- [EXCERPTED RECORDS]
►
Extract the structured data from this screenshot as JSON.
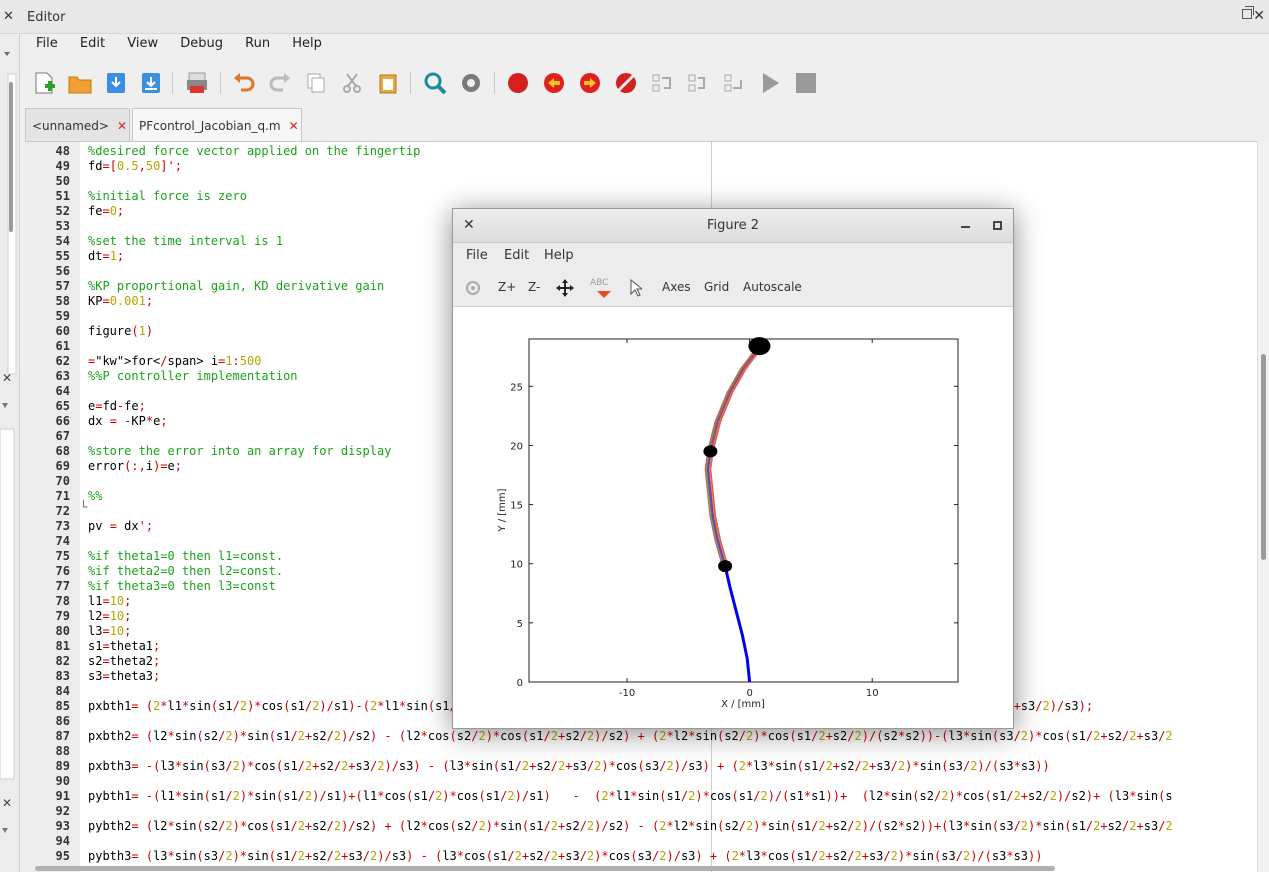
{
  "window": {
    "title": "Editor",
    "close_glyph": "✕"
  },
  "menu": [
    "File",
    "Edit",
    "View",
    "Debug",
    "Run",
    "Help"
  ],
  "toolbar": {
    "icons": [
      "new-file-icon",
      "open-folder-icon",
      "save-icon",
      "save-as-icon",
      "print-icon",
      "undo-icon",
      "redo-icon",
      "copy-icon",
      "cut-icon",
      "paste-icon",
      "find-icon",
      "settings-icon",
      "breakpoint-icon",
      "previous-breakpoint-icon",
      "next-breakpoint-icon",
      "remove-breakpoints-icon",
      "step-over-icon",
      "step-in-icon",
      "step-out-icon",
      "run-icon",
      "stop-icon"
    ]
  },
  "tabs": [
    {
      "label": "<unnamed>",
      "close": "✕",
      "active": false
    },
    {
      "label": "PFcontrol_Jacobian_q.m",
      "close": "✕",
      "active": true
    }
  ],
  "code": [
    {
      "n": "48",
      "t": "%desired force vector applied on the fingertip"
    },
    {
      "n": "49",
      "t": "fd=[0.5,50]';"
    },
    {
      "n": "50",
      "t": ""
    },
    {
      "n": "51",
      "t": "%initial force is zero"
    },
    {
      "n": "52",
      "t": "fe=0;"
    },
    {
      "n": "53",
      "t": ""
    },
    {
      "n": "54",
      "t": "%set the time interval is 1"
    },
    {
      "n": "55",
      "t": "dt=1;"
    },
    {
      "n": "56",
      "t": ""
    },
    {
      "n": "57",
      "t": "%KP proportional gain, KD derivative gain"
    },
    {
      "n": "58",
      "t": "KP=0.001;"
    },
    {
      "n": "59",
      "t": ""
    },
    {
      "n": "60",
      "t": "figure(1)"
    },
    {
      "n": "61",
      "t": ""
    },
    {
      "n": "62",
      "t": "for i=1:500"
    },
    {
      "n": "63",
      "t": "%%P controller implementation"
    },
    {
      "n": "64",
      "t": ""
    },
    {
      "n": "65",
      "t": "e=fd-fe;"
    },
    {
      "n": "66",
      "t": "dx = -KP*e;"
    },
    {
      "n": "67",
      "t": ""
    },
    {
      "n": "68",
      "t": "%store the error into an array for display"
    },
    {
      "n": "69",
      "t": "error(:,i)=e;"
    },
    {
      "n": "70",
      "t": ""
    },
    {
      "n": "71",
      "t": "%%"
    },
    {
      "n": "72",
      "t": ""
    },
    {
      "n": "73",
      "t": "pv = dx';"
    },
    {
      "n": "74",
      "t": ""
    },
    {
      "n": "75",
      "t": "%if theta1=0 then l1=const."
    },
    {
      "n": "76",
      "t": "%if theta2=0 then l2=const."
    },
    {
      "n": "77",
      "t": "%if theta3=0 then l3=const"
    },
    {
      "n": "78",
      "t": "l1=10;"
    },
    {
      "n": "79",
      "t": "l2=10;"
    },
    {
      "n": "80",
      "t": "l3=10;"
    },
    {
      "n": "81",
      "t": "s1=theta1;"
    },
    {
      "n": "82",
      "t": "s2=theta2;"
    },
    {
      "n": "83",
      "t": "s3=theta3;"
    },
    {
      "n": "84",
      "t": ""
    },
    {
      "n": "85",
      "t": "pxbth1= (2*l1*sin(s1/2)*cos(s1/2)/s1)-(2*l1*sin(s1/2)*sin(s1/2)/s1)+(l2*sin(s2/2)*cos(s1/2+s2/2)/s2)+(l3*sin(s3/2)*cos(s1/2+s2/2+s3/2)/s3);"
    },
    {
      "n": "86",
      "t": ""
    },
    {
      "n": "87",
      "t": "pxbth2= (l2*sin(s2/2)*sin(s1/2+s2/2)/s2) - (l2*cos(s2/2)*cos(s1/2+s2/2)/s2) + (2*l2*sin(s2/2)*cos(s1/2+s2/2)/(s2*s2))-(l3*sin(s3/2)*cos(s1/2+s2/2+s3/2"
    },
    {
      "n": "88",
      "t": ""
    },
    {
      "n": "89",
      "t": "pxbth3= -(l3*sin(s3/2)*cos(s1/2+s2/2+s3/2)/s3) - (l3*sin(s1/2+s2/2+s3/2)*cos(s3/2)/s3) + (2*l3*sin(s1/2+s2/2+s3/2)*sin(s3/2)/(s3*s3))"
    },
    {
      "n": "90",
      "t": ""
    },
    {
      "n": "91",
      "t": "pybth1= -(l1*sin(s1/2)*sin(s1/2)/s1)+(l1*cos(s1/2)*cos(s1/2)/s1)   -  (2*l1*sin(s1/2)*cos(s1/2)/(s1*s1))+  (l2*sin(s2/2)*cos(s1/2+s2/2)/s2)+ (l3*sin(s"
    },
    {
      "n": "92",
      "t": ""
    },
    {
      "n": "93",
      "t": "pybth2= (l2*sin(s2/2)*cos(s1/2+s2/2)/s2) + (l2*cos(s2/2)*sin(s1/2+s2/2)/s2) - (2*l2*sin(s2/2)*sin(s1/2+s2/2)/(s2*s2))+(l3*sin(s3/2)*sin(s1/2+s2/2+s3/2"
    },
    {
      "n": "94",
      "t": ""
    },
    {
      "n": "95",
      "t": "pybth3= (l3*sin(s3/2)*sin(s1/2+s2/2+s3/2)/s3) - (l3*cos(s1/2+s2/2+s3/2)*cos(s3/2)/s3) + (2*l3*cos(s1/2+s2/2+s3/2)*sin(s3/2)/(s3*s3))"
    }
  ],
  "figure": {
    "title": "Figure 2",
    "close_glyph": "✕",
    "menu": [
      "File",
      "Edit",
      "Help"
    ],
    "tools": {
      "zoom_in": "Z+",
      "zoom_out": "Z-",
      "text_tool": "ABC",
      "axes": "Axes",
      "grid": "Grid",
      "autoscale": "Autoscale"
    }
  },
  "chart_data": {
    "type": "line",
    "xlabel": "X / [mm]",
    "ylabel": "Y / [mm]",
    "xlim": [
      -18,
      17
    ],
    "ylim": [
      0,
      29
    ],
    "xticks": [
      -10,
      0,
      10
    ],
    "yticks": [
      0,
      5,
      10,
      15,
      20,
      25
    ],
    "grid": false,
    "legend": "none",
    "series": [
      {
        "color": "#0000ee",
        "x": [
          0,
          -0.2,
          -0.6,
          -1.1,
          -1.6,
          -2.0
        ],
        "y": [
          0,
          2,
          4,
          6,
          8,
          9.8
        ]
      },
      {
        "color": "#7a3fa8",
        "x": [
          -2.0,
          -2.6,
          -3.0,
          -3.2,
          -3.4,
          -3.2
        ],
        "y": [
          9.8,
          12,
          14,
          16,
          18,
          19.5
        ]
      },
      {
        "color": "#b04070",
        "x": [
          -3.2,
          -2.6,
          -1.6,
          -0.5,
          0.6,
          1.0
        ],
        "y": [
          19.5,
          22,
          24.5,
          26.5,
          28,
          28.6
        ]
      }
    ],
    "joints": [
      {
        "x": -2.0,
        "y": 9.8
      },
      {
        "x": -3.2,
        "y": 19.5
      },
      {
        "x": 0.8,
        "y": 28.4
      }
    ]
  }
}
◄
- [THE REQUEST]
Transcribe the material exactly, and leave out whatever pictures it holds.

- [FINISHED ANSWER]
Extract the structured data from this screenshot as JSON.
{
  "window": {
    "title": "Editor",
    "close_glyph": "✕"
  },
  "menu": [
    "File",
    "Edit",
    "View",
    "Debug",
    "Run",
    "Help"
  ],
  "toolbar": {
    "icons": [
      "new-file-icon",
      "open-folder-icon",
      "save-icon",
      "save-as-icon",
      "print-icon",
      "undo-icon",
      "redo-icon",
      "copy-icon",
      "cut-icon",
      "paste-icon",
      "find-icon",
      "settings-icon",
      "breakpoint-icon",
      "previous-breakpoint-icon",
      "next-breakpoint-icon",
      "remove-breakpoints-icon",
      "step-over-icon",
      "step-in-icon",
      "step-out-icon",
      "run-icon",
      "stop-icon"
    ]
  },
  "tabs": [
    {
      "label": "<unnamed>",
      "close": "✕",
      "active": false
    },
    {
      "label": "PFcontrol_Jacobian_q.m",
      "close": "✕",
      "active": true
    }
  ],
  "code": [
    {
      "n": "48",
      "t": "%desired force vector applied on the fingertip"
    },
    {
      "n": "49",
      "t": "fd=[0.5,50]';"
    },
    {
      "n": "50",
      "t": ""
    },
    {
      "n": "51",
      "t": "%initial force is zero"
    },
    {
      "n": "52",
      "t": "fe=0;"
    },
    {
      "n": "53",
      "t": ""
    },
    {
      "n": "54",
      "t": "%set the time interval is 1"
    },
    {
      "n": "55",
      "t": "dt=1;"
    },
    {
      "n": "56",
      "t": ""
    },
    {
      "n": "57",
      "t": "%KP proportional gain, KD derivative gain"
    },
    {
      "n": "58",
      "t": "KP=0.001;"
    },
    {
      "n": "59",
      "t": ""
    },
    {
      "n": "60",
      "t": "figure(1)"
    },
    {
      "n": "61",
      "t": ""
    },
    {
      "n": "62",
      "t": "for i=1:500"
    },
    {
      "n": "63",
      "t": "%%P controller implementation"
    },
    {
      "n": "64",
      "t": ""
    },
    {
      "n": "65",
      "t": "e=fd-fe;"
    },
    {
      "n": "66",
      "t": "dx = -KP*e;"
    },
    {
      "n": "67",
      "t": ""
    },
    {
      "n": "68",
      "t": "%store the error into an array for display"
    },
    {
      "n": "69",
      "t": "error(:,i)=e;"
    },
    {
      "n": "70",
      "t": ""
    },
    {
      "n": "71",
      "t": "%%"
    },
    {
      "n": "72",
      "t": ""
    },
    {
      "n": "73",
      "t": "pv = dx';"
    },
    {
      "n": "74",
      "t": ""
    },
    {
      "n": "75",
      "t": "%if theta1=0 then l1=const."
    },
    {
      "n": "76",
      "t": "%if theta2=0 then l2=const."
    },
    {
      "n": "77",
      "t": "%if theta3=0 then l3=const"
    },
    {
      "n": "78",
      "t": "l1=10;"
    },
    {
      "n": "79",
      "t": "l2=10;"
    },
    {
      "n": "80",
      "t": "l3=10;"
    },
    {
      "n": "81",
      "t": "s1=theta1;"
    },
    {
      "n": "82",
      "t": "s2=theta2;"
    },
    {
      "n": "83",
      "t": "s3=theta3;"
    },
    {
      "n": "84",
      "t": ""
    },
    {
      "n": "85",
      "t": "pxbth1= (2*l1*sin(s1/2)*cos(s1/2)/s1)-(2*l1*sin(s1/2)*sin(s1/2)/s1)+(l2*sin(s2/2)*cos(s1/2+s2/2)/s2)+(l3*sin(s3/2)*cos(s1/2+s2/2+s3/2)/s3);"
    },
    {
      "n": "86",
      "t": ""
    },
    {
      "n": "87",
      "t": "pxbth2= (l2*sin(s2/2)*sin(s1/2+s2/2)/s2) - (l2*cos(s2/2)*cos(s1/2+s2/2)/s2) + (2*l2*sin(s2/2)*cos(s1/2+s2/2)/(s2*s2))-(l3*sin(s3/2)*cos(s1/2+s2/2+s3/2"
    },
    {
      "n": "88",
      "t": ""
    },
    {
      "n": "89",
      "t": "pxbth3= -(l3*sin(s3/2)*cos(s1/2+s2/2+s3/2)/s3) - (l3*sin(s1/2+s2/2+s3/2)*cos(s3/2)/s3) + (2*l3*sin(s1/2+s2/2+s3/2)*sin(s3/2)/(s3*s3))"
    },
    {
      "n": "90",
      "t": ""
    },
    {
      "n": "91",
      "t": "pybth1= -(l1*sin(s1/2)*sin(s1/2)/s1)+(l1*cos(s1/2)*cos(s1/2)/s1)   -  (2*l1*sin(s1/2)*cos(s1/2)/(s1*s1))+  (l2*sin(s2/2)*cos(s1/2+s2/2)/s2)+ (l3*sin(s"
    },
    {
      "n": "92",
      "t": ""
    },
    {
      "n": "93",
      "t": "pybth2= (l2*sin(s2/2)*cos(s1/2+s2/2)/s2) + (l2*cos(s2/2)*sin(s1/2+s2/2)/s2) - (2*l2*sin(s2/2)*sin(s1/2+s2/2)/(s2*s2))+(l3*sin(s3/2)*sin(s1/2+s2/2+s3/2"
    },
    {
      "n": "94",
      "t": ""
    },
    {
      "n": "95",
      "t": "pybth3= (l3*sin(s3/2)*sin(s1/2+s2/2+s3/2)/s3) - (l3*cos(s1/2+s2/2+s3/2)*cos(s3/2)/s3) + (2*l3*cos(s1/2+s2/2+s3/2)*sin(s3/2)/(s3*s3))"
    }
  ],
  "figure": {
    "title": "Figure 2",
    "close_glyph": "✕",
    "menu": [
      "File",
      "Edit",
      "Help"
    ],
    "tools": {
      "zoom_in": "Z+",
      "zoom_out": "Z-",
      "text_tool": "ABC",
      "axes": "Axes",
      "grid": "Grid",
      "autoscale": "Autoscale"
    }
  },
  "chart_data": {
    "type": "line",
    "xlabel": "X / [mm]",
    "ylabel": "Y / [mm]",
    "xlim": [
      -18,
      17
    ],
    "ylim": [
      0,
      29
    ],
    "xticks": [
      -10,
      0,
      10
    ],
    "yticks": [
      0,
      5,
      10,
      15,
      20,
      25
    ],
    "grid": false,
    "legend": "none",
    "series": [
      {
        "color": "#0000ee",
        "x": [
          0,
          -0.2,
          -0.6,
          -1.1,
          -1.6,
          -2.0
        ],
        "y": [
          0,
          2,
          4,
          6,
          8,
          9.8
        ]
      },
      {
        "color": "#7a3fa8",
        "x": [
          -2.0,
          -2.6,
          -3.0,
          -3.2,
          -3.4,
          -3.2
        ],
        "y": [
          9.8,
          12,
          14,
          16,
          18,
          19.5
        ]
      },
      {
        "color": "#b04070",
        "x": [
          -3.2,
          -2.6,
          -1.6,
          -0.5,
          0.6,
          1.0
        ],
        "y": [
          19.5,
          22,
          24.5,
          26.5,
          28,
          28.6
        ]
      }
    ],
    "joints": [
      {
        "x": -2.0,
        "y": 9.8
      },
      {
        "x": -3.2,
        "y": 19.5
      },
      {
        "x": 0.8,
        "y": 28.4
      }
    ]
  }
}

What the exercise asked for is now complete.